>> start Material provided

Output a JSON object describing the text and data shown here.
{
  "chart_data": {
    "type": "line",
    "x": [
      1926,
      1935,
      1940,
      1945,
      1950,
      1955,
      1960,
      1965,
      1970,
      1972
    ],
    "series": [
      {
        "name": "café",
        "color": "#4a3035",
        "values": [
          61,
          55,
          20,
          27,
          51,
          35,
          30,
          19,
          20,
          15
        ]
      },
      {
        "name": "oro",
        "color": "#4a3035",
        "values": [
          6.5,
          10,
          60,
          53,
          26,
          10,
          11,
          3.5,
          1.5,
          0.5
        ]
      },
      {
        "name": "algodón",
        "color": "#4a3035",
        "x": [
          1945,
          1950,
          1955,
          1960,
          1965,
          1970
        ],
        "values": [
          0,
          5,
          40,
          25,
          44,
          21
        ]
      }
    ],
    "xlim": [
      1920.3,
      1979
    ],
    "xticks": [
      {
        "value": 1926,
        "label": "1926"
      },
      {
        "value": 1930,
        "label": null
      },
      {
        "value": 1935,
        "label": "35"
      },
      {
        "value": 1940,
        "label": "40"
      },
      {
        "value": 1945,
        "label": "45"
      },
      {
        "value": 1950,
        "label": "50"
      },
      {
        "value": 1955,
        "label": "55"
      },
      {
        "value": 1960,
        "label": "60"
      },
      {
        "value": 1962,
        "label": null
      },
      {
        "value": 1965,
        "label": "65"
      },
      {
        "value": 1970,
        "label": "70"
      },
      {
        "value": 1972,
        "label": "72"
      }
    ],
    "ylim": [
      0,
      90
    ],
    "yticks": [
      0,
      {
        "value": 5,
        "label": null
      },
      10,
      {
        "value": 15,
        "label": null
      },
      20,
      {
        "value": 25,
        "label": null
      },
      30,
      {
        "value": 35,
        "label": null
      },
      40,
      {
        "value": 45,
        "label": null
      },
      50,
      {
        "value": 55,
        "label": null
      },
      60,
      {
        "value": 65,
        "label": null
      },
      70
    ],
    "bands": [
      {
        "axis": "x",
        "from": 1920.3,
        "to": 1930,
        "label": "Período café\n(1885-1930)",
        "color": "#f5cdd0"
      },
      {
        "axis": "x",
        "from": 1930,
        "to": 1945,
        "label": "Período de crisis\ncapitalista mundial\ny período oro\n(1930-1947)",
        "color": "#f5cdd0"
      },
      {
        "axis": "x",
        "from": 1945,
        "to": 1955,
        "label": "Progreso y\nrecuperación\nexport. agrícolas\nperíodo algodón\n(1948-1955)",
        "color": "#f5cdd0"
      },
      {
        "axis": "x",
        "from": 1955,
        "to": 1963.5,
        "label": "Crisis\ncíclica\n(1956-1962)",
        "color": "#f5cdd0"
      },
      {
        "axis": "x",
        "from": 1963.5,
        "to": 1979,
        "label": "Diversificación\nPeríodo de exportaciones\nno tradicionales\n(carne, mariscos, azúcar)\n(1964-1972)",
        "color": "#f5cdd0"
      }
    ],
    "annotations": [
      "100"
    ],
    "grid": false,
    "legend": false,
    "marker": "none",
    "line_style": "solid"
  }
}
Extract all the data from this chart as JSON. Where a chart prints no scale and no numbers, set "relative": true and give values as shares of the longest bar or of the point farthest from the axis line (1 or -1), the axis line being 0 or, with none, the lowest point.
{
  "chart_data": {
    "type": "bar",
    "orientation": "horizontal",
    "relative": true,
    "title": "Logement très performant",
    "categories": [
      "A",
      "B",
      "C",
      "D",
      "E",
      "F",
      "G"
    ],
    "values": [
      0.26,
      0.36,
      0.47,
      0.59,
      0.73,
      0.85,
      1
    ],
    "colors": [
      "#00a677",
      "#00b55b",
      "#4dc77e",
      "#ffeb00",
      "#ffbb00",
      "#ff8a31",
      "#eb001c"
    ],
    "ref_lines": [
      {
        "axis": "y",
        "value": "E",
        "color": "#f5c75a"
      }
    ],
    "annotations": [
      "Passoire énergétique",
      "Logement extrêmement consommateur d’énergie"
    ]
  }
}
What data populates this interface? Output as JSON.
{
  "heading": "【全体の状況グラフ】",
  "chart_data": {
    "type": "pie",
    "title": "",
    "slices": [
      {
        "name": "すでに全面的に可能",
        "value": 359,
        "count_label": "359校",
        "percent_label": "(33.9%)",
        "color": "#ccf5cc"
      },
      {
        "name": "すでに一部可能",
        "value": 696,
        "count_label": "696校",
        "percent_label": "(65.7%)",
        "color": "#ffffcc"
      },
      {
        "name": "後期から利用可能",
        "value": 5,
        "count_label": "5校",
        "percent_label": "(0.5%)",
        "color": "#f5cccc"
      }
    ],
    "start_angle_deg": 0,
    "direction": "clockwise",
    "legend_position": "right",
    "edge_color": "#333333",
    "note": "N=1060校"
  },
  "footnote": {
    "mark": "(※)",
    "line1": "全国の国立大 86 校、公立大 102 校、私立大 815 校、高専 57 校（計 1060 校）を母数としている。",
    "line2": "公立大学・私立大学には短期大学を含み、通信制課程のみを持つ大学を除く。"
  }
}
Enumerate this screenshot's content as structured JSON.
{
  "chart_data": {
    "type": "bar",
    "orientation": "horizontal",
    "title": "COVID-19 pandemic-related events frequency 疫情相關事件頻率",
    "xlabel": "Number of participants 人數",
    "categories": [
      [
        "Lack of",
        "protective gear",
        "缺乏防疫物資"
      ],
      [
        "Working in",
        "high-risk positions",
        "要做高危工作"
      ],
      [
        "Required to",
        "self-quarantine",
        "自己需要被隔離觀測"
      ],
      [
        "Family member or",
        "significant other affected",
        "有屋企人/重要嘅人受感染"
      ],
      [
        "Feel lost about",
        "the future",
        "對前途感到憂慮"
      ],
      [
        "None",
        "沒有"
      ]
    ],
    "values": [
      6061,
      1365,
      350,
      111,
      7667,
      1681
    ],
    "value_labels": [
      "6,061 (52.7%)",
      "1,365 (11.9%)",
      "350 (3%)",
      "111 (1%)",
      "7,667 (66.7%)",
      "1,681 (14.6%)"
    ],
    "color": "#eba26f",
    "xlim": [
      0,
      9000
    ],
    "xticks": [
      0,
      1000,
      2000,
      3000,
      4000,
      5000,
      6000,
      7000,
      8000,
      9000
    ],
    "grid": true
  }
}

>> end Material provided

> [What the exercise asks]: How many lines in the entries contain the string "Output"? Answer with the number only.

> [The answer]: 2